— Start of PROVIDED RECORDS —

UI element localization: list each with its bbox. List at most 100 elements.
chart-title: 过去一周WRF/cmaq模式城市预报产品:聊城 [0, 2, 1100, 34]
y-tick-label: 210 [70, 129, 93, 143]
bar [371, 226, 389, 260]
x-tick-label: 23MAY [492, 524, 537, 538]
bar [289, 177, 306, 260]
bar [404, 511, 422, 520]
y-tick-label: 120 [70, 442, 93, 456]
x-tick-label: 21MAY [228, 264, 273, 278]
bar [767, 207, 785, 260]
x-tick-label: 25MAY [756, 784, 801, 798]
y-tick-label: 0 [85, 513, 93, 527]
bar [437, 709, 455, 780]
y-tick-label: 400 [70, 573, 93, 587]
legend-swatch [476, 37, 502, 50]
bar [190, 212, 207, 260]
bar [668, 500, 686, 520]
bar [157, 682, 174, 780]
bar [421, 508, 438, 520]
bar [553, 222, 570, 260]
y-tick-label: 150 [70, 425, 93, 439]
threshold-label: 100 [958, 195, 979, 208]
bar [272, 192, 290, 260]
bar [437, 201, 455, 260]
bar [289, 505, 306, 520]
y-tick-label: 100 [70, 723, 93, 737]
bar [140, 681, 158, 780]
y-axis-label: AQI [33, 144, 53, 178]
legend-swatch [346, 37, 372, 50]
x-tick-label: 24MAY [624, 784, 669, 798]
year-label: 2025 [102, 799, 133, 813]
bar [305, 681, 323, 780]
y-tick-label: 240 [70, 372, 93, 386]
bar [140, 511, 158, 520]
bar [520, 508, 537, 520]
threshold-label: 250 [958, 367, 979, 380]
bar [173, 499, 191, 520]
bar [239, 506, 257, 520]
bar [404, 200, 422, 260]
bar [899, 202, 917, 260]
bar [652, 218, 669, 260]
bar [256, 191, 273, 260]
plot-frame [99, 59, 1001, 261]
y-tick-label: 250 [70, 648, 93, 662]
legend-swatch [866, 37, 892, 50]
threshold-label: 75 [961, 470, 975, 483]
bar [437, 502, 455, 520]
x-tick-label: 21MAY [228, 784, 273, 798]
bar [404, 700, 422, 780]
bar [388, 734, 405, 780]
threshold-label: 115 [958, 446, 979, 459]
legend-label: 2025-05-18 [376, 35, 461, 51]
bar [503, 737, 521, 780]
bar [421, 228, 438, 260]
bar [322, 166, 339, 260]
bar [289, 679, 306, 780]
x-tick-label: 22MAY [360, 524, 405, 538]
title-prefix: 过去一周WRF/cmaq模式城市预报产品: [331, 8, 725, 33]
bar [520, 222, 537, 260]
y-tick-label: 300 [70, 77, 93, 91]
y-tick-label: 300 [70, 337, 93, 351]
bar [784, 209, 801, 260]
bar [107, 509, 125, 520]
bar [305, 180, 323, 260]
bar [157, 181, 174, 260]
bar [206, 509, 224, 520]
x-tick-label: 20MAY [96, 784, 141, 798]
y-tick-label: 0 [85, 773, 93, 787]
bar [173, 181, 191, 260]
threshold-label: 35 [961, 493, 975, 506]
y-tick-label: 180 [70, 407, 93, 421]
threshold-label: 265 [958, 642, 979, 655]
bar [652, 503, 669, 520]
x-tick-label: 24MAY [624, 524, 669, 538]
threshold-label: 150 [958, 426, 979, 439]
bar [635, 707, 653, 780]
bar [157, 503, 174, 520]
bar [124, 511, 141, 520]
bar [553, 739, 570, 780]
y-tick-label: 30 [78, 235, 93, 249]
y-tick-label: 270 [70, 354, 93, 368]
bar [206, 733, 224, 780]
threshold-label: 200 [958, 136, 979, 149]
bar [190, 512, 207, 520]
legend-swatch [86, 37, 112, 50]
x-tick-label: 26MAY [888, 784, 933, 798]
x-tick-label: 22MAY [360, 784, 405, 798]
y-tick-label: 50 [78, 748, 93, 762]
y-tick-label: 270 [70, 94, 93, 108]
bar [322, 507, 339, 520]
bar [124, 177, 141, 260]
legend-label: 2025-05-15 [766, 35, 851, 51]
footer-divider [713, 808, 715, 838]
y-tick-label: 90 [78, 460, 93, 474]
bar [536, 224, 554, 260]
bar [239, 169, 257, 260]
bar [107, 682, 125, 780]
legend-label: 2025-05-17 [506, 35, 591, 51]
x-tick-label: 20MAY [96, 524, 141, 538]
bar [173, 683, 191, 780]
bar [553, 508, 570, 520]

— End of PROVIDED RECORDS —

» **TASK DIRECTIONS**: Update the items above by replacing "legend-swatch" with "legend-marker" wherever it occurs, and leave every other part of each line unchanged.

» **COMPLETE OUTPUT**:
UI element localization: list each with its bbox. List at most 100 elements.
chart-title: 过去一周WRF/cmaq模式城市预报产品:聊城 [0, 2, 1100, 34]
y-tick-label: 210 [70, 129, 93, 143]
bar [371, 226, 389, 260]
x-tick-label: 23MAY [492, 524, 537, 538]
bar [289, 177, 306, 260]
bar [404, 511, 422, 520]
y-tick-label: 120 [70, 442, 93, 456]
x-tick-label: 21MAY [228, 264, 273, 278]
bar [767, 207, 785, 260]
x-tick-label: 25MAY [756, 784, 801, 798]
y-tick-label: 0 [85, 513, 93, 527]
bar [437, 709, 455, 780]
y-tick-label: 400 [70, 573, 93, 587]
legend-marker [476, 37, 502, 50]
bar [190, 212, 207, 260]
bar [668, 500, 686, 520]
bar [157, 682, 174, 780]
bar [421, 508, 438, 520]
bar [553, 222, 570, 260]
y-tick-label: 150 [70, 425, 93, 439]
threshold-label: 100 [958, 195, 979, 208]
bar [272, 192, 290, 260]
bar [437, 201, 455, 260]
bar [289, 505, 306, 520]
y-tick-label: 100 [70, 723, 93, 737]
bar [140, 681, 158, 780]
y-axis-label: AQI [33, 144, 53, 178]
legend-marker [346, 37, 372, 50]
x-tick-label: 24MAY [624, 784, 669, 798]
year-label: 2025 [102, 799, 133, 813]
bar [305, 681, 323, 780]
y-tick-label: 240 [70, 372, 93, 386]
bar [140, 511, 158, 520]
bar [520, 508, 537, 520]
threshold-label: 250 [958, 367, 979, 380]
bar [173, 499, 191, 520]
bar [239, 506, 257, 520]
bar [404, 200, 422, 260]
bar [899, 202, 917, 260]
bar [652, 218, 669, 260]
bar [256, 191, 273, 260]
plot-frame [99, 59, 1001, 261]
y-tick-label: 250 [70, 648, 93, 662]
legend-marker [866, 37, 892, 50]
threshold-label: 75 [961, 470, 975, 483]
bar [437, 502, 455, 520]
x-tick-label: 21MAY [228, 784, 273, 798]
bar [404, 700, 422, 780]
bar [388, 734, 405, 780]
threshold-label: 115 [958, 446, 979, 459]
legend-label: 2025-05-18 [376, 35, 461, 51]
bar [503, 737, 521, 780]
bar [421, 228, 438, 260]
bar [322, 166, 339, 260]
bar [289, 679, 306, 780]
x-tick-label: 22MAY [360, 524, 405, 538]
title-prefix: 过去一周WRF/cmaq模式城市预报产品: [331, 8, 725, 33]
bar [520, 222, 537, 260]
y-tick-label: 300 [70, 77, 93, 91]
y-tick-label: 300 [70, 337, 93, 351]
bar [784, 209, 801, 260]
bar [107, 509, 125, 520]
bar [305, 180, 323, 260]
bar [157, 181, 174, 260]
bar [206, 509, 224, 520]
x-tick-label: 20MAY [96, 784, 141, 798]
y-tick-label: 0 [85, 773, 93, 787]
bar [173, 181, 191, 260]
threshold-label: 35 [961, 493, 975, 506]
y-tick-label: 180 [70, 407, 93, 421]
threshold-label: 265 [958, 642, 979, 655]
bar [652, 503, 669, 520]
x-tick-label: 24MAY [624, 524, 669, 538]
threshold-label: 150 [958, 426, 979, 439]
bar [635, 707, 653, 780]
bar [157, 503, 174, 520]
bar [124, 511, 141, 520]
bar [553, 739, 570, 780]
y-tick-label: 30 [78, 235, 93, 249]
y-tick-label: 270 [70, 354, 93, 368]
bar [206, 733, 224, 780]
threshold-label: 200 [958, 136, 979, 149]
bar [190, 512, 207, 520]
legend-marker [86, 37, 112, 50]
x-tick-label: 26MAY [888, 784, 933, 798]
x-tick-label: 22MAY [360, 784, 405, 798]
y-tick-label: 50 [78, 748, 93, 762]
y-tick-label: 270 [70, 94, 93, 108]
bar [322, 507, 339, 520]
bar [124, 177, 141, 260]
legend-label: 2025-05-15 [766, 35, 851, 51]
footer-divider [713, 808, 715, 838]
y-tick-label: 90 [78, 460, 93, 474]
bar [536, 224, 554, 260]
bar [239, 169, 257, 260]
bar [107, 682, 125, 780]
legend-label: 2025-05-17 [506, 35, 591, 51]
x-tick-label: 20MAY [96, 524, 141, 538]
bar [173, 683, 191, 780]
bar [553, 508, 570, 520]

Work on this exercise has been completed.